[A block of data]
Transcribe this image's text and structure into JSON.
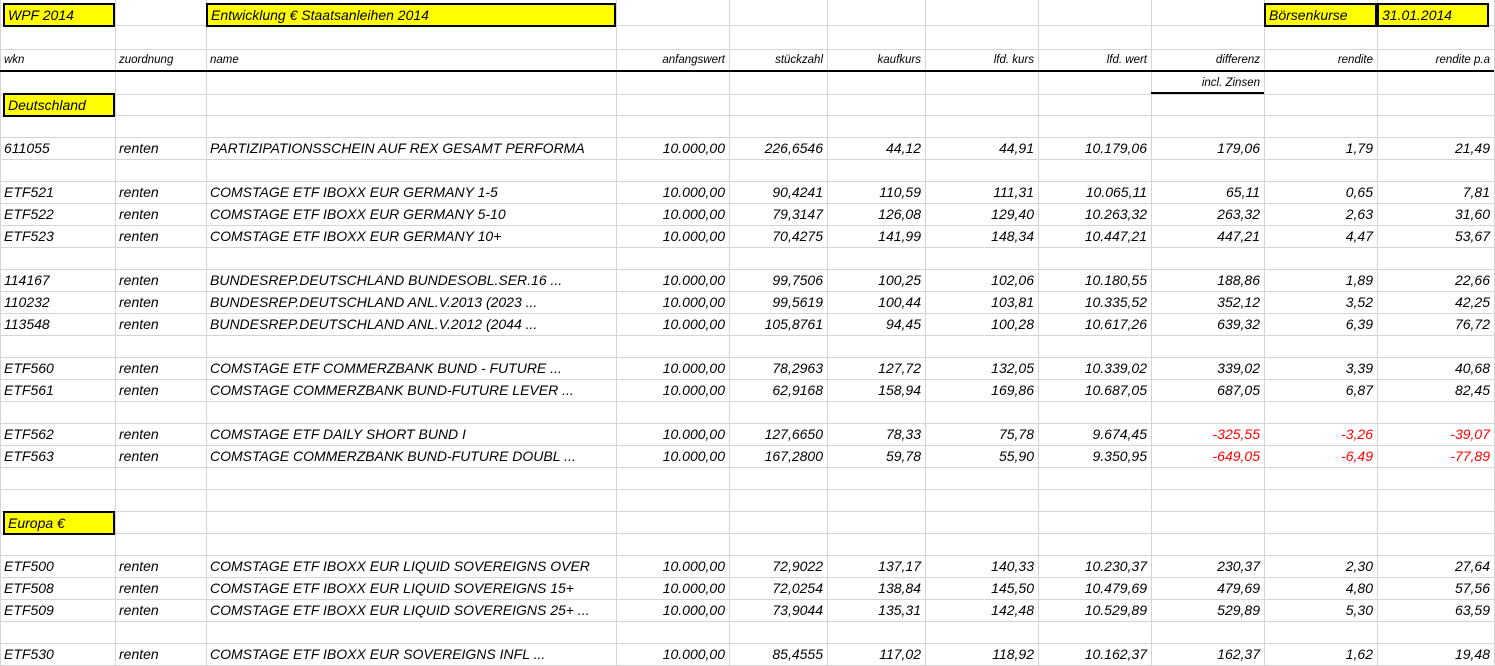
{
  "header": {
    "portfolio": "WPF 2014",
    "title": "Entwicklung € Staatsanleihen 2014",
    "kurse_label": "Börsenkurse",
    "date": "31.01.2014"
  },
  "columns": [
    "wkn",
    "zuordnung",
    "name",
    "anfangswert",
    "stückzahl",
    "kaufkurs",
    "lfd. kurs",
    "lfd. wert",
    "differenz",
    "rendite",
    "rendite p.a"
  ],
  "subheader": {
    "differenz_note": "incl. Zinsen"
  },
  "sections": {
    "deutschland": "Deutschland",
    "europa": "Europa €"
  },
  "colors": {
    "highlight": "#ffff00",
    "negative": "#ff0000",
    "grid": "#d4d4d4"
  },
  "rows_de": [
    {
      "wkn": "611055",
      "zuordnung": "renten",
      "name": "PARTIZIPATIONSSCHEIN AUF REX GESAMT PERFORMA",
      "anfangswert": "10.000,00",
      "stueckzahl": "226,6546",
      "kaufkurs": "44,12",
      "lfd_kurs": "44,91",
      "lfd_wert": "10.179,06",
      "differenz": "179,06",
      "rendite": "1,79",
      "rendite_pa": "21,49"
    },
    {
      "wkn": "ETF521",
      "zuordnung": "renten",
      "name": "COMSTAGE ETF IBOXX EUR GERMANY 1-5",
      "anfangswert": "10.000,00",
      "stueckzahl": "90,4241",
      "kaufkurs": "110,59",
      "lfd_kurs": "111,31",
      "lfd_wert": "10.065,11",
      "differenz": "65,11",
      "rendite": "0,65",
      "rendite_pa": "7,81"
    },
    {
      "wkn": "ETF522",
      "zuordnung": "renten",
      "name": "COMSTAGE ETF IBOXX EUR GERMANY 5-10",
      "anfangswert": "10.000,00",
      "stueckzahl": "79,3147",
      "kaufkurs": "126,08",
      "lfd_kurs": "129,40",
      "lfd_wert": "10.263,32",
      "differenz": "263,32",
      "rendite": "2,63",
      "rendite_pa": "31,60"
    },
    {
      "wkn": "ETF523",
      "zuordnung": "renten",
      "name": "COMSTAGE ETF IBOXX EUR GERMANY 10+",
      "anfangswert": "10.000,00",
      "stueckzahl": "70,4275",
      "kaufkurs": "141,99",
      "lfd_kurs": "148,34",
      "lfd_wert": "10.447,21",
      "differenz": "447,21",
      "rendite": "4,47",
      "rendite_pa": "53,67"
    },
    {
      "wkn": "114167",
      "zuordnung": "renten",
      "name": "BUNDESREP.DEUTSCHLAND BUNDESOBL.SER.16 ...",
      "anfangswert": "10.000,00",
      "stueckzahl": "99,7506",
      "kaufkurs": "100,25",
      "lfd_kurs": "102,06",
      "lfd_wert": "10.180,55",
      "differenz": "188,86",
      "rendite": "1,89",
      "rendite_pa": "22,66"
    },
    {
      "wkn": "110232",
      "zuordnung": "renten",
      "name": "BUNDESREP.DEUTSCHLAND ANL.V.2013 (2023 ...",
      "anfangswert": "10.000,00",
      "stueckzahl": "99,5619",
      "kaufkurs": "100,44",
      "lfd_kurs": "103,81",
      "lfd_wert": "10.335,52",
      "differenz": "352,12",
      "rendite": "3,52",
      "rendite_pa": "42,25"
    },
    {
      "wkn": "113548",
      "zuordnung": "renten",
      "name": "BUNDESREP.DEUTSCHLAND ANL.V.2012 (2044 ...",
      "anfangswert": "10.000,00",
      "stueckzahl": "105,8761",
      "kaufkurs": "94,45",
      "lfd_kurs": "100,28",
      "lfd_wert": "10.617,26",
      "differenz": "639,32",
      "rendite": "6,39",
      "rendite_pa": "76,72"
    },
    {
      "wkn": "ETF560",
      "zuordnung": "renten",
      "name": "COMSTAGE ETF COMMERZBANK BUND - FUTURE ...",
      "anfangswert": "10.000,00",
      "stueckzahl": "78,2963",
      "kaufkurs": "127,72",
      "lfd_kurs": "132,05",
      "lfd_wert": "10.339,02",
      "differenz": "339,02",
      "rendite": "3,39",
      "rendite_pa": "40,68"
    },
    {
      "wkn": "ETF561",
      "zuordnung": "renten",
      "name": "COMSTAGE COMMERZBANK BUND-FUTURE LEVER ...",
      "anfangswert": "10.000,00",
      "stueckzahl": "62,9168",
      "kaufkurs": "158,94",
      "lfd_kurs": "169,86",
      "lfd_wert": "10.687,05",
      "differenz": "687,05",
      "rendite": "6,87",
      "rendite_pa": "82,45"
    },
    {
      "wkn": "ETF562",
      "zuordnung": "renten",
      "name": "COMSTAGE ETF DAILY SHORT BUND I",
      "anfangswert": "10.000,00",
      "stueckzahl": "127,6650",
      "kaufkurs": "78,33",
      "lfd_kurs": "75,78",
      "lfd_wert": "9.674,45",
      "differenz": "-325,55",
      "rendite": "-3,26",
      "rendite_pa": "-39,07"
    },
    {
      "wkn": "ETF563",
      "zuordnung": "renten",
      "name": "COMSTAGE COMMERZBANK BUND-FUTURE DOUBL ...",
      "anfangswert": "10.000,00",
      "stueckzahl": "167,2800",
      "kaufkurs": "59,78",
      "lfd_kurs": "55,90",
      "lfd_wert": "9.350,95",
      "differenz": "-649,05",
      "rendite": "-6,49",
      "rendite_pa": "-77,89"
    }
  ],
  "rows_eu": [
    {
      "wkn": "ETF500",
      "zuordnung": "renten",
      "name": "COMSTAGE ETF IBOXX EUR LIQUID SOVEREIGNS OVER",
      "anfangswert": "10.000,00",
      "stueckzahl": "72,9022",
      "kaufkurs": "137,17",
      "lfd_kurs": "140,33",
      "lfd_wert": "10.230,37",
      "differenz": "230,37",
      "rendite": "2,30",
      "rendite_pa": "27,64"
    },
    {
      "wkn": "ETF508",
      "zuordnung": "renten",
      "name": "COMSTAGE ETF IBOXX EUR LIQUID SOVEREIGNS 15+",
      "anfangswert": "10.000,00",
      "stueckzahl": "72,0254",
      "kaufkurs": "138,84",
      "lfd_kurs": "145,50",
      "lfd_wert": "10.479,69",
      "differenz": "479,69",
      "rendite": "4,80",
      "rendite_pa": "57,56"
    },
    {
      "wkn": "ETF509",
      "zuordnung": "renten",
      "name": "COMSTAGE ETF IBOXX EUR LIQUID SOVEREIGNS 25+ ...",
      "anfangswert": "10.000,00",
      "stueckzahl": "73,9044",
      "kaufkurs": "135,31",
      "lfd_kurs": "142,48",
      "lfd_wert": "10.529,89",
      "differenz": "529,89",
      "rendite": "5,30",
      "rendite_pa": "63,59"
    },
    {
      "wkn": "ETF530",
      "zuordnung": "renten",
      "name": "COMSTAGE ETF IBOXX EUR SOVEREIGNS INFL ...",
      "anfangswert": "10.000,00",
      "stueckzahl": "85,4555",
      "kaufkurs": "117,02",
      "lfd_kurs": "118,92",
      "lfd_wert": "10.162,37",
      "differenz": "162,37",
      "rendite": "1,62",
      "rendite_pa": "19,48"
    }
  ]
}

# EXERCISE AIM
Leave out the pictures and transcribe the entries above exactly.

# PROBLEM SOLUTION
Transcribe this image's text and structure into JSON.
{
  "header": {
    "portfolio": "WPF 2014",
    "title": "Entwicklung € Staatsanleihen 2014",
    "kurse_label": "Börsenkurse",
    "date": "31.01.2014"
  },
  "columns": [
    "wkn",
    "zuordnung",
    "name",
    "anfangswert",
    "stückzahl",
    "kaufkurs",
    "lfd. kurs",
    "lfd. wert",
    "differenz",
    "rendite",
    "rendite p.a"
  ],
  "subheader": {
    "differenz_note": "incl. Zinsen"
  },
  "sections": {
    "deutschland": "Deutschland",
    "europa": "Europa €"
  },
  "colors": {
    "highlight": "#ffff00",
    "negative": "#ff0000",
    "grid": "#d4d4d4"
  },
  "rows_de": [
    {
      "wkn": "611055",
      "zuordnung": "renten",
      "name": "PARTIZIPATIONSSCHEIN AUF REX GESAMT PERFORMA",
      "anfangswert": "10.000,00",
      "stueckzahl": "226,6546",
      "kaufkurs": "44,12",
      "lfd_kurs": "44,91",
      "lfd_wert": "10.179,06",
      "differenz": "179,06",
      "rendite": "1,79",
      "rendite_pa": "21,49"
    },
    {
      "wkn": "ETF521",
      "zuordnung": "renten",
      "name": "COMSTAGE ETF IBOXX EUR GERMANY 1-5",
      "anfangswert": "10.000,00",
      "stueckzahl": "90,4241",
      "kaufkurs": "110,59",
      "lfd_kurs": "111,31",
      "lfd_wert": "10.065,11",
      "differenz": "65,11",
      "rendite": "0,65",
      "rendite_pa": "7,81"
    },
    {
      "wkn": "ETF522",
      "zuordnung": "renten",
      "name": "COMSTAGE ETF IBOXX EUR GERMANY 5-10",
      "anfangswert": "10.000,00",
      "stueckzahl": "79,3147",
      "kaufkurs": "126,08",
      "lfd_kurs": "129,40",
      "lfd_wert": "10.263,32",
      "differenz": "263,32",
      "rendite": "2,63",
      "rendite_pa": "31,60"
    },
    {
      "wkn": "ETF523",
      "zuordnung": "renten",
      "name": "COMSTAGE ETF IBOXX EUR GERMANY 10+",
      "anfangswert": "10.000,00",
      "stueckzahl": "70,4275",
      "kaufkurs": "141,99",
      "lfd_kurs": "148,34",
      "lfd_wert": "10.447,21",
      "differenz": "447,21",
      "rendite": "4,47",
      "rendite_pa": "53,67"
    },
    {
      "wkn": "114167",
      "zuordnung": "renten",
      "name": "BUNDESREP.DEUTSCHLAND BUNDESOBL.SER.16 ...",
      "anfangswert": "10.000,00",
      "stueckzahl": "99,7506",
      "kaufkurs": "100,25",
      "lfd_kurs": "102,06",
      "lfd_wert": "10.180,55",
      "differenz": "188,86",
      "rendite": "1,89",
      "rendite_pa": "22,66"
    },
    {
      "wkn": "110232",
      "zuordnung": "renten",
      "name": "BUNDESREP.DEUTSCHLAND ANL.V.2013 (2023 ...",
      "anfangswert": "10.000,00",
      "stueckzahl": "99,5619",
      "kaufkurs": "100,44",
      "lfd_kurs": "103,81",
      "lfd_wert": "10.335,52",
      "differenz": "352,12",
      "rendite": "3,52",
      "rendite_pa": "42,25"
    },
    {
      "wkn": "113548",
      "zuordnung": "renten",
      "name": "BUNDESREP.DEUTSCHLAND ANL.V.2012 (2044 ...",
      "anfangswert": "10.000,00",
      "stueckzahl": "105,8761",
      "kaufkurs": "94,45",
      "lfd_kurs": "100,28",
      "lfd_wert": "10.617,26",
      "differenz": "639,32",
      "rendite": "6,39",
      "rendite_pa": "76,72"
    },
    {
      "wkn": "ETF560",
      "zuordnung": "renten",
      "name": "COMSTAGE ETF COMMERZBANK BUND - FUTURE ...",
      "anfangswert": "10.000,00",
      "stueckzahl": "78,2963",
      "kaufkurs": "127,72",
      "lfd_kurs": "132,05",
      "lfd_wert": "10.339,02",
      "differenz": "339,02",
      "rendite": "3,39",
      "rendite_pa": "40,68"
    },
    {
      "wkn": "ETF561",
      "zuordnung": "renten",
      "name": "COMSTAGE COMMERZBANK BUND-FUTURE LEVER ...",
      "anfangswert": "10.000,00",
      "stueckzahl": "62,9168",
      "kaufkurs": "158,94",
      "lfd_kurs": "169,86",
      "lfd_wert": "10.687,05",
      "differenz": "687,05",
      "rendite": "6,87",
      "rendite_pa": "82,45"
    },
    {
      "wkn": "ETF562",
      "zuordnung": "renten",
      "name": "COMSTAGE ETF DAILY SHORT BUND I",
      "anfangswert": "10.000,00",
      "stueckzahl": "127,6650",
      "kaufkurs": "78,33",
      "lfd_kurs": "75,78",
      "lfd_wert": "9.674,45",
      "differenz": "-325,55",
      "rendite": "-3,26",
      "rendite_pa": "-39,07"
    },
    {
      "wkn": "ETF563",
      "zuordnung": "renten",
      "name": "COMSTAGE COMMERZBANK BUND-FUTURE DOUBL ...",
      "anfangswert": "10.000,00",
      "stueckzahl": "167,2800",
      "kaufkurs": "59,78",
      "lfd_kurs": "55,90",
      "lfd_wert": "9.350,95",
      "differenz": "-649,05",
      "rendite": "-6,49",
      "rendite_pa": "-77,89"
    }
  ],
  "rows_eu": [
    {
      "wkn": "ETF500",
      "zuordnung": "renten",
      "name": "COMSTAGE ETF IBOXX EUR LIQUID SOVEREIGNS OVER",
      "anfangswert": "10.000,00",
      "stueckzahl": "72,9022",
      "kaufkurs": "137,17",
      "lfd_kurs": "140,33",
      "lfd_wert": "10.230,37",
      "differenz": "230,37",
      "rendite": "2,30",
      "rendite_pa": "27,64"
    },
    {
      "wkn": "ETF508",
      "zuordnung": "renten",
      "name": "COMSTAGE ETF IBOXX EUR LIQUID SOVEREIGNS 15+",
      "anfangswert": "10.000,00",
      "stueckzahl": "72,0254",
      "kaufkurs": "138,84",
      "lfd_kurs": "145,50",
      "lfd_wert": "10.479,69",
      "differenz": "479,69",
      "rendite": "4,80",
      "rendite_pa": "57,56"
    },
    {
      "wkn": "ETF509",
      "zuordnung": "renten",
      "name": "COMSTAGE ETF IBOXX EUR LIQUID SOVEREIGNS 25+ ...",
      "anfangswert": "10.000,00",
      "stueckzahl": "73,9044",
      "kaufkurs": "135,31",
      "lfd_kurs": "142,48",
      "lfd_wert": "10.529,89",
      "differenz": "529,89",
      "rendite": "5,30",
      "rendite_pa": "63,59"
    },
    {
      "wkn": "ETF530",
      "zuordnung": "renten",
      "name": "COMSTAGE ETF IBOXX EUR SOVEREIGNS INFL ...",
      "anfangswert": "10.000,00",
      "stueckzahl": "85,4555",
      "kaufkurs": "117,02",
      "lfd_kurs": "118,92",
      "lfd_wert": "10.162,37",
      "differenz": "162,37",
      "rendite": "1,62",
      "rendite_pa": "19,48"
    }
  ]
}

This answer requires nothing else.